_WHAT YOU SHOULD DO_
Your task is to find every line of the listing that includes "Granola" and copy it.

☆ ☆ ☆

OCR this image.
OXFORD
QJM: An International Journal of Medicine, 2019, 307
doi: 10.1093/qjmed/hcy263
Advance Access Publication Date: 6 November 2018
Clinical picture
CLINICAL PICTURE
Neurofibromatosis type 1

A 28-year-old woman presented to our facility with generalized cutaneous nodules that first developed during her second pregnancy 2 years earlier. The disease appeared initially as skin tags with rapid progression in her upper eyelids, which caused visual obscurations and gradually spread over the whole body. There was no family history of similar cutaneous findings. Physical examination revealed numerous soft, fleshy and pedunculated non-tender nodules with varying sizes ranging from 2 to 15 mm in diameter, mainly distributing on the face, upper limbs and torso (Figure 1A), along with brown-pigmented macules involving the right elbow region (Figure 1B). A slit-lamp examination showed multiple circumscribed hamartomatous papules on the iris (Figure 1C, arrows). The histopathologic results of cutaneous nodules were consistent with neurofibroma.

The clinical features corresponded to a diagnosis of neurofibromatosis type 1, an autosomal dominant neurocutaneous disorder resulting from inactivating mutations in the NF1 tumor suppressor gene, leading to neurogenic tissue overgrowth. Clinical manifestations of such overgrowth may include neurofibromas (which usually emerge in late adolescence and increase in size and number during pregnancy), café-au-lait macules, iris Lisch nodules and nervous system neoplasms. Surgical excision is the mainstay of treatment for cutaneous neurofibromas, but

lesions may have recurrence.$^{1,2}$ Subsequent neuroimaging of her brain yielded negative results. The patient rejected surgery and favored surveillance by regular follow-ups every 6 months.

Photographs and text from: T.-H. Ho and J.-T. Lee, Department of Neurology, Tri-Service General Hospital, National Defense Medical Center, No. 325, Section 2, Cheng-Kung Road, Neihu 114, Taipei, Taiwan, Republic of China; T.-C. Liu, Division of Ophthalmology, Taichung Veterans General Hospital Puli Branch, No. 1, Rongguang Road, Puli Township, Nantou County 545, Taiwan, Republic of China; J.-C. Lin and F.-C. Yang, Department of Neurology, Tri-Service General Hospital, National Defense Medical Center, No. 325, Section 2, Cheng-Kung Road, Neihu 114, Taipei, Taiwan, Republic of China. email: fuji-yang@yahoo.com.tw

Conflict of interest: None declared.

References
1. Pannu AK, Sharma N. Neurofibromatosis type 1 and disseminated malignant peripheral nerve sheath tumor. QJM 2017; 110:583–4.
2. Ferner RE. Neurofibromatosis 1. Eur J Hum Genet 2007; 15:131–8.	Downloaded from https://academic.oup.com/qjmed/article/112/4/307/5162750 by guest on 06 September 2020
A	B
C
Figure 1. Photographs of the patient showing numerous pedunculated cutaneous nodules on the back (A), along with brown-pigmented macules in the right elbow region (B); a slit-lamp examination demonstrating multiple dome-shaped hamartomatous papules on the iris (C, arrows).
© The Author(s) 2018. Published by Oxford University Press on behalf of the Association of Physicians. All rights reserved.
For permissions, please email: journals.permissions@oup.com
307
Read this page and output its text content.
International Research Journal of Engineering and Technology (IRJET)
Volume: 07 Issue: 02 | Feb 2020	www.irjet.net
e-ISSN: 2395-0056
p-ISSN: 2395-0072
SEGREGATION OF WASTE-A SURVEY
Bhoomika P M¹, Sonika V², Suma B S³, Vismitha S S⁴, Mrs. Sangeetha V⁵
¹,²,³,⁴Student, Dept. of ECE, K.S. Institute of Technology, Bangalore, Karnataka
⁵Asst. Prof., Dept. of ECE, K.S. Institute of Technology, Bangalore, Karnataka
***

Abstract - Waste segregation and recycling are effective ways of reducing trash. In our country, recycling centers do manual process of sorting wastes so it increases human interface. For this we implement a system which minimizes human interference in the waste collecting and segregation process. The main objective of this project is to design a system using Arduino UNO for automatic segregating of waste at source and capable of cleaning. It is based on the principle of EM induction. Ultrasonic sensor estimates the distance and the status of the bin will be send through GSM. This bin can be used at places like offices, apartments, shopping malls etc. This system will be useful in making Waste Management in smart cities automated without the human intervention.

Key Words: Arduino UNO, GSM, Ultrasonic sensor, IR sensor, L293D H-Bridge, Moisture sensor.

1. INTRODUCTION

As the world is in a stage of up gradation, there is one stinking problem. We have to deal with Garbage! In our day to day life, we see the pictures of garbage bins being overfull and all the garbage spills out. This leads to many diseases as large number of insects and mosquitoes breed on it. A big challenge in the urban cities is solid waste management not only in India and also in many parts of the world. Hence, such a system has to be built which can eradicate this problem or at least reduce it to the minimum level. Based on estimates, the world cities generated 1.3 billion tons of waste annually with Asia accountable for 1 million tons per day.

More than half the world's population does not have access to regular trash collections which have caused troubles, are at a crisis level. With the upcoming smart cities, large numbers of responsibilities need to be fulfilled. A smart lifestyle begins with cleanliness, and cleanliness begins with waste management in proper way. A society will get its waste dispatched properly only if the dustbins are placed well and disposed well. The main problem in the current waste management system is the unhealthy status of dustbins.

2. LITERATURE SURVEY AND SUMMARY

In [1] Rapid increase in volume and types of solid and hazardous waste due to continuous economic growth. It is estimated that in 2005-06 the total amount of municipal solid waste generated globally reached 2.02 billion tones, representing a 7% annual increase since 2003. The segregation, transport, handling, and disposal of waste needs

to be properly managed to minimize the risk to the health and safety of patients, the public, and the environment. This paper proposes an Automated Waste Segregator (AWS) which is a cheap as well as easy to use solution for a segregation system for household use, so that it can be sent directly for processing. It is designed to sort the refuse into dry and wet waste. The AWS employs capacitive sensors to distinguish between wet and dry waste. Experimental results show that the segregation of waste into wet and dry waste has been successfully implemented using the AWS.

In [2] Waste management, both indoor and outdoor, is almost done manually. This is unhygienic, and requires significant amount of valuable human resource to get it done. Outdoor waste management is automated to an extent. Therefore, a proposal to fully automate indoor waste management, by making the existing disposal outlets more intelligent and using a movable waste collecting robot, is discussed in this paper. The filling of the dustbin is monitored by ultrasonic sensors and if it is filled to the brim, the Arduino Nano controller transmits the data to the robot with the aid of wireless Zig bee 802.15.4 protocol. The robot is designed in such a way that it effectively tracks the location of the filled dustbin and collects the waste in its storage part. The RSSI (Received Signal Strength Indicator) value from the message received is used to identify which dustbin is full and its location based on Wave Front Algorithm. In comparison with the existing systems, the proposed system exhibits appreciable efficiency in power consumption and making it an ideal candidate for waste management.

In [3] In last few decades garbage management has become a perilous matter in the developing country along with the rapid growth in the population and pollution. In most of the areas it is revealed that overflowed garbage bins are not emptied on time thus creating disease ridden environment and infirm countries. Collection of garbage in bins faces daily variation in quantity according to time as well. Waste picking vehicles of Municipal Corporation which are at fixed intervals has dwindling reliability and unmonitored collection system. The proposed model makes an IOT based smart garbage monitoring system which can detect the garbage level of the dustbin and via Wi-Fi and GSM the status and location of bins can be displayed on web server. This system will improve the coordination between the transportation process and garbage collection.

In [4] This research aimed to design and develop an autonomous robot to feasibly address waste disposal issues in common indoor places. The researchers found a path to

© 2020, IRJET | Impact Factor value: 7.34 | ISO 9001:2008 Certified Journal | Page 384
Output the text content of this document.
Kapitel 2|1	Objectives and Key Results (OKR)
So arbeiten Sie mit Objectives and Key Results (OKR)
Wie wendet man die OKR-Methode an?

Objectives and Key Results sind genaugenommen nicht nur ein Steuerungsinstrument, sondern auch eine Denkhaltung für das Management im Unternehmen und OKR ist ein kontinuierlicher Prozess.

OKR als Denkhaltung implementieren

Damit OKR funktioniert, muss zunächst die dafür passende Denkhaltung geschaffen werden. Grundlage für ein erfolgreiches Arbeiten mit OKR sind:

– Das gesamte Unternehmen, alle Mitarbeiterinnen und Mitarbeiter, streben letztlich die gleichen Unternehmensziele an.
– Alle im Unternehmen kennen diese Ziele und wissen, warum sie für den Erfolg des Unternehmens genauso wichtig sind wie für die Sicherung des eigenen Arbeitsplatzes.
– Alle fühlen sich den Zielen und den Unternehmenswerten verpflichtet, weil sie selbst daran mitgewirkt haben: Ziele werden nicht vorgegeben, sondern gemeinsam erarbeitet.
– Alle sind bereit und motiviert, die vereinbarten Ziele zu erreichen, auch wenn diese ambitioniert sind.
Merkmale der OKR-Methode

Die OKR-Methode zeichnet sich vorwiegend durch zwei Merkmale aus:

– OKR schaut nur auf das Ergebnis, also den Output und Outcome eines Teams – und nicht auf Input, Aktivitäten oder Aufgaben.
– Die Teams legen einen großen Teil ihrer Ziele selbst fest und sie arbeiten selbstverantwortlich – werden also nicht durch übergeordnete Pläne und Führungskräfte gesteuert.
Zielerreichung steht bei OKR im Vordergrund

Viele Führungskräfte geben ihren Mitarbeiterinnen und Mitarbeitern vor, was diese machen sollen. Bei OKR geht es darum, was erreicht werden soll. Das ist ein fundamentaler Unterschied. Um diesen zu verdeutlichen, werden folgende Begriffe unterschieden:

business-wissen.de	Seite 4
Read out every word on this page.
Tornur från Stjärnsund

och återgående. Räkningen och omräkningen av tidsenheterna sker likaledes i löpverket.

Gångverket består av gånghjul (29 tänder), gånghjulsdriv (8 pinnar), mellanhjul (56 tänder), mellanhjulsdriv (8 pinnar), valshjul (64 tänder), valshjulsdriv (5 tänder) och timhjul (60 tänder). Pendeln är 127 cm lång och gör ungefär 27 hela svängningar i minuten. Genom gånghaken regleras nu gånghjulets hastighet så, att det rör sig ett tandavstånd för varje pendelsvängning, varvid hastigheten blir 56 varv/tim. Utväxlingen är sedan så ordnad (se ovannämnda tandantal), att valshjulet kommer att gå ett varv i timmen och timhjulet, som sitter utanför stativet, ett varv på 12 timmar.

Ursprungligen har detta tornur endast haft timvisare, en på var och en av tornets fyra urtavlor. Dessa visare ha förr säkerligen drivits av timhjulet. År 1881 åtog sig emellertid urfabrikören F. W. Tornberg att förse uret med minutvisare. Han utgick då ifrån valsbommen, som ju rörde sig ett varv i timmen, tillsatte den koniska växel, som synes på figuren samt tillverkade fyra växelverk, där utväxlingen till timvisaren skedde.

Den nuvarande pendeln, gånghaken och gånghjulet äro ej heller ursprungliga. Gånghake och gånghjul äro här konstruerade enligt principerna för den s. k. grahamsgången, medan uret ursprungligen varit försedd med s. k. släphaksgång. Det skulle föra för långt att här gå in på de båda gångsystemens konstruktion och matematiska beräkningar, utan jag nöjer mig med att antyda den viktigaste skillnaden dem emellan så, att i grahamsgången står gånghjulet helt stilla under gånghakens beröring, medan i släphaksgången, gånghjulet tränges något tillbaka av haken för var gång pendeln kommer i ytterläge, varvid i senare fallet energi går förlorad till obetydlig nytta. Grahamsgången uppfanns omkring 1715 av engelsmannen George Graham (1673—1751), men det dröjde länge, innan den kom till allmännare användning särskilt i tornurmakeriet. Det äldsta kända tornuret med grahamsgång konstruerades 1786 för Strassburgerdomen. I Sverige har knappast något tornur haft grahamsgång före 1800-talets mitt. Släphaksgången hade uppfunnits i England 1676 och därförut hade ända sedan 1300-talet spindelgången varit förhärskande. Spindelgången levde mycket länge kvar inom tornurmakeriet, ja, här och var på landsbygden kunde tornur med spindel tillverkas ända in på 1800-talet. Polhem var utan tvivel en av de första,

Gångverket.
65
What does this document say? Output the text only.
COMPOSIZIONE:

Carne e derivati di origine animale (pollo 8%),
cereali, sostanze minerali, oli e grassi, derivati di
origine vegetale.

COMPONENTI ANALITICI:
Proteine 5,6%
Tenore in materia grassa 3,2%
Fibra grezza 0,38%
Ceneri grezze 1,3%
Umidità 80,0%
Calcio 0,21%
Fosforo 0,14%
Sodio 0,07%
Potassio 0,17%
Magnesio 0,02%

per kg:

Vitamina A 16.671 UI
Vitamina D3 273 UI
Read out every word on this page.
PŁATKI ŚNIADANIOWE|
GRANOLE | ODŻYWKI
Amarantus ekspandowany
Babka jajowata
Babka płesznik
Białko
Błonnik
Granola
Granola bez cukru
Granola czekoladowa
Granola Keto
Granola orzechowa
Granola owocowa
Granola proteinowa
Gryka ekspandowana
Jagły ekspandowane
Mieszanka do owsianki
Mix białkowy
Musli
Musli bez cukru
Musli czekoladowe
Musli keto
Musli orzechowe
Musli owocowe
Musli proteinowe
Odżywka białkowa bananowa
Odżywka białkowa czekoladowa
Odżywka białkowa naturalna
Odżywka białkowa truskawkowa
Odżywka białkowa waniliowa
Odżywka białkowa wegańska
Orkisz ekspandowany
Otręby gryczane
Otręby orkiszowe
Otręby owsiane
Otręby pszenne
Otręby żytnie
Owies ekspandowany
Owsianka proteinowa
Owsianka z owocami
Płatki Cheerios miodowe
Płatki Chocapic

☆ ☆ ☆

_EXERCISE ANSWER_
Granola
Granola bez cukru
Granola czekoladowa
Granola Keto
Granola orzechowa
Granola owocowa
Granola proteinowa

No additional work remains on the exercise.